» Page
Git Product home page Git Product logo

moz-sql-parser's Introduction

Moz SQL Parser

Let's make a SQL parser so we can provide a familiar interface to non-sql datastores!

Branch Status
master Build Status
dev Build Status

Problem Statement

SQL is a familiar language used to access databases. Although, each database vendor has its quirky implementation, there is enough standardization that the average developer does not need to know of those quirks. This familiar core SQL (lowest common denominator, if you will) is useful enough to explore data in primitive ways. It is hoped that, once programmers have reviewed a datastore with basic SQL queries, and they see the value of that data, and they will be motivated to use the datastore's native query format.

Objectives

The primary objective of this library is to convert SQL queries to JSON-izable parse trees. This originally targeted MySQL, but has grown to include other database vendors. Please paste some SQL into a new issue if it does not work for you

Non-Objectives

  • No plans to provide update statements, like update or insert
  • No plans to provide data access tools

It is my sincere hope you can convert the JSON into queries for your particular backend datastore

Project Status

Jan 2021 -There are almost 500 tests. This parser is good enough for basic usage, including inner queries, with clauses, and window functions. There is still a lot missing to support BigQuery and Redshift queries.

Install

pip install moz-sql-parser

Parsing SQL

>>> from moz_sql_parser import parse
>>> import json
>>> json.dumps(parse("select count(1) from jobs"))

» Set exercise
Please retype the SQL parser page from "Non-Objectives" to "and Redshift queries.". The items after this point are separate from the SQL parser page.

» Information supplied
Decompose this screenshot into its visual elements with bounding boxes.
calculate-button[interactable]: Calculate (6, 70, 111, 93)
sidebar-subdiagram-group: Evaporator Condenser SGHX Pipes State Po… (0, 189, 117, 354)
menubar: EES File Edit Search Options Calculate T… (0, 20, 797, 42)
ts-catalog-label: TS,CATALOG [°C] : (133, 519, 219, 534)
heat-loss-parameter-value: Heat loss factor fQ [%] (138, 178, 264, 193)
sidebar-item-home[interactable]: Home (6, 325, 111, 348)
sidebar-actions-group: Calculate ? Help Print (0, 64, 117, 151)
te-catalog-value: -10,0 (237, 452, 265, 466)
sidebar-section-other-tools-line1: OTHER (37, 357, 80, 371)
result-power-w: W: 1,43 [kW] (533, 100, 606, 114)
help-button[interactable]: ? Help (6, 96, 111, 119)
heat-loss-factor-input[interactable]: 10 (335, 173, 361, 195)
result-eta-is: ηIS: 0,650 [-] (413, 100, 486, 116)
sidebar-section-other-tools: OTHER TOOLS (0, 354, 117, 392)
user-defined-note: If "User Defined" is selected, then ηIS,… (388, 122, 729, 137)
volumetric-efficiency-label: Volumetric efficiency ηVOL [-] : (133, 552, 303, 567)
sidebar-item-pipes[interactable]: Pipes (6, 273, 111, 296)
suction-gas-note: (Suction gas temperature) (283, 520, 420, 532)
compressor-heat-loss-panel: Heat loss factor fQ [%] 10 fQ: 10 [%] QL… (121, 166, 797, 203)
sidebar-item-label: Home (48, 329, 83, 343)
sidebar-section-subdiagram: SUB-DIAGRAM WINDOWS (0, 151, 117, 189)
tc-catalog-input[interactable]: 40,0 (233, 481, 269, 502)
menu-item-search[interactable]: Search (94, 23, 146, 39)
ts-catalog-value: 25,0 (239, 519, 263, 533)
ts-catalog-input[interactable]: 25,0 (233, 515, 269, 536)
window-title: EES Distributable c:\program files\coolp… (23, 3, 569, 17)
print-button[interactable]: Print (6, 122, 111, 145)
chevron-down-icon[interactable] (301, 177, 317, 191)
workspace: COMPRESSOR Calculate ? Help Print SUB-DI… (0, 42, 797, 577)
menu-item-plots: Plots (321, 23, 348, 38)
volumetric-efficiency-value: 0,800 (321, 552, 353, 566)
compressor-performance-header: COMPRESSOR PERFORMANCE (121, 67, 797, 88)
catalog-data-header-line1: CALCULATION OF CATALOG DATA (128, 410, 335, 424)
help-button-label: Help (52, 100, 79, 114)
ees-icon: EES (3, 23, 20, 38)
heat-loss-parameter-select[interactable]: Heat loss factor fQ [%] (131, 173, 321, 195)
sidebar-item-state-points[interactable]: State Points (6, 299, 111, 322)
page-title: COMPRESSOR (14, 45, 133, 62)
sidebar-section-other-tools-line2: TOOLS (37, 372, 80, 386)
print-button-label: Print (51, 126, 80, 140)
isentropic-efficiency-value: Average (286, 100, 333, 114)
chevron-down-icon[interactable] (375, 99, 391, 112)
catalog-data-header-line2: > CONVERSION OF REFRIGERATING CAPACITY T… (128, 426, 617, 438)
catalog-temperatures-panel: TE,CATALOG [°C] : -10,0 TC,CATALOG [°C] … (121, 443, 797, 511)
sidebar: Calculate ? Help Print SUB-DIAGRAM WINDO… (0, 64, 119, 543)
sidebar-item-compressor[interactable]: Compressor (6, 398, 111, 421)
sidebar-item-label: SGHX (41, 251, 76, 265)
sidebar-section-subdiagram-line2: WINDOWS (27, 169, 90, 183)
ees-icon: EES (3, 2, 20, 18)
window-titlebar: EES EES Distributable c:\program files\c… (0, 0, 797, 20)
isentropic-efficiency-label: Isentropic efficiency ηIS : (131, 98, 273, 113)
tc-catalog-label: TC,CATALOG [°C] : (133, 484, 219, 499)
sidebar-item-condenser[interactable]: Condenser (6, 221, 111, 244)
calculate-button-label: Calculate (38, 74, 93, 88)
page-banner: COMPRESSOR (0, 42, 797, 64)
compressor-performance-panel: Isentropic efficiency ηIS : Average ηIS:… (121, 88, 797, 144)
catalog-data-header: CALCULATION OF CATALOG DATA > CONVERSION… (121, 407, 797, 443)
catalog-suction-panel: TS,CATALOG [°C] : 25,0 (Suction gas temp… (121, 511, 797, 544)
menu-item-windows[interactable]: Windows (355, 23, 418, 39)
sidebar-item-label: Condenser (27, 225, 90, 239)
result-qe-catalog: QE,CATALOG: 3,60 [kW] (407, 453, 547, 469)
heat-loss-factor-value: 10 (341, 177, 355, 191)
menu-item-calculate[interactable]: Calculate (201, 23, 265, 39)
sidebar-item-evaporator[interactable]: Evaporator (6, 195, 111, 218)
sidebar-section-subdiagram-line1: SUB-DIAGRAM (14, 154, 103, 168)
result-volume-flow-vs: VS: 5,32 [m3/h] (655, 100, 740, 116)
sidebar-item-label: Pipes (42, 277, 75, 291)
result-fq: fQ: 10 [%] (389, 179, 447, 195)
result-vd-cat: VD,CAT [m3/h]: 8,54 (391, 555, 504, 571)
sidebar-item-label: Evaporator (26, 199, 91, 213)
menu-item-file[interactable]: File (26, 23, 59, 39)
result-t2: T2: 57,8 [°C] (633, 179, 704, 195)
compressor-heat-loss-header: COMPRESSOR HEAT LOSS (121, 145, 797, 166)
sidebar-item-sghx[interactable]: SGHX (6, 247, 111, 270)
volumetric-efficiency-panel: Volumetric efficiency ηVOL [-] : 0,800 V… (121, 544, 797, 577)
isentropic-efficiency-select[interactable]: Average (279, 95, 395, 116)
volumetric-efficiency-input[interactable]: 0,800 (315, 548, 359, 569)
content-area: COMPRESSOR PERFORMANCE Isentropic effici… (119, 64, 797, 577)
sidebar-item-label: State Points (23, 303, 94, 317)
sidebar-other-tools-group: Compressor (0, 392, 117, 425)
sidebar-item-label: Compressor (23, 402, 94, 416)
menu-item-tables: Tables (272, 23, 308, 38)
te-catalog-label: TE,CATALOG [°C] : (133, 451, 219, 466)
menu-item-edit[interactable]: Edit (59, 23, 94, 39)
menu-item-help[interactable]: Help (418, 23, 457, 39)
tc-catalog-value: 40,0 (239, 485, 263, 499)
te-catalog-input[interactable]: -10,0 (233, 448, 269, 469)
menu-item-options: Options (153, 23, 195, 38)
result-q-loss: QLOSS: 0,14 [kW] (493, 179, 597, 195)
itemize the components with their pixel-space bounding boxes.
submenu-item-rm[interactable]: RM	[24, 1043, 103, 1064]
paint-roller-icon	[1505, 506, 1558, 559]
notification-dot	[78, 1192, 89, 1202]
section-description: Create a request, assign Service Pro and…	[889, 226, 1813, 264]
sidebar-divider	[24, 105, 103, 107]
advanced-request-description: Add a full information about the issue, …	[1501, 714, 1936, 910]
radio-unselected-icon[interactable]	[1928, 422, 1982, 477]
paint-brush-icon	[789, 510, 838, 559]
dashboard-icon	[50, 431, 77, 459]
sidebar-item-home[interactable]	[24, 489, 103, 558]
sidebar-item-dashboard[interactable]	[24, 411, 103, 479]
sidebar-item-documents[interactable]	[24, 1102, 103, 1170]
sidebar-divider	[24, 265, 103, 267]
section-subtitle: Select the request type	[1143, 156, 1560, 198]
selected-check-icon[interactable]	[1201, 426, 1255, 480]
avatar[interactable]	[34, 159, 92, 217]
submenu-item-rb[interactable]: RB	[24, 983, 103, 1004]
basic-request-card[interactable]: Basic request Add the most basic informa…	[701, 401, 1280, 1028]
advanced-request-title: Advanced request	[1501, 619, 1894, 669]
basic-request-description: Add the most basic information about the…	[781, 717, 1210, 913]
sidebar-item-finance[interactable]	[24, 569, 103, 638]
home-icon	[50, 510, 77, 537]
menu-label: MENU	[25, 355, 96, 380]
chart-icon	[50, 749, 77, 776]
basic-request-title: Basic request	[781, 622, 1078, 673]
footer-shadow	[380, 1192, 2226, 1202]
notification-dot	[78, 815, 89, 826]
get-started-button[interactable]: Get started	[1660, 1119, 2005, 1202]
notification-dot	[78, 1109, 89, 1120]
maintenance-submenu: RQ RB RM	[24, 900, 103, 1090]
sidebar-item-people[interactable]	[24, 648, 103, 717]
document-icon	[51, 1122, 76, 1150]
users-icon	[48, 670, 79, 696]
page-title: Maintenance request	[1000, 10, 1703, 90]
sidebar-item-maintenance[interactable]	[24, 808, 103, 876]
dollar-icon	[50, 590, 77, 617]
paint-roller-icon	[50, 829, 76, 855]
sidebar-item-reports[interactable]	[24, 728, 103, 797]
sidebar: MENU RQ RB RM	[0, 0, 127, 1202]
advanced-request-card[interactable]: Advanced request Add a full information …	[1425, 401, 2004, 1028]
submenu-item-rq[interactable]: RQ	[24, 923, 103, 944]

» Exercise solution
Non-Objectives

  • No plans to provide update statements, like update or insert
  • No plans to provide data access tools

It is my sincere hope you can convert the JSON into queries for your particular backend datastore

Project Status

Jan 2021 -There are almost 500 tests. This parser is good enough for basic usage, including inner queries, with clauses, and window functions. There is still a lot missing to support BigQuery and Redshift queries.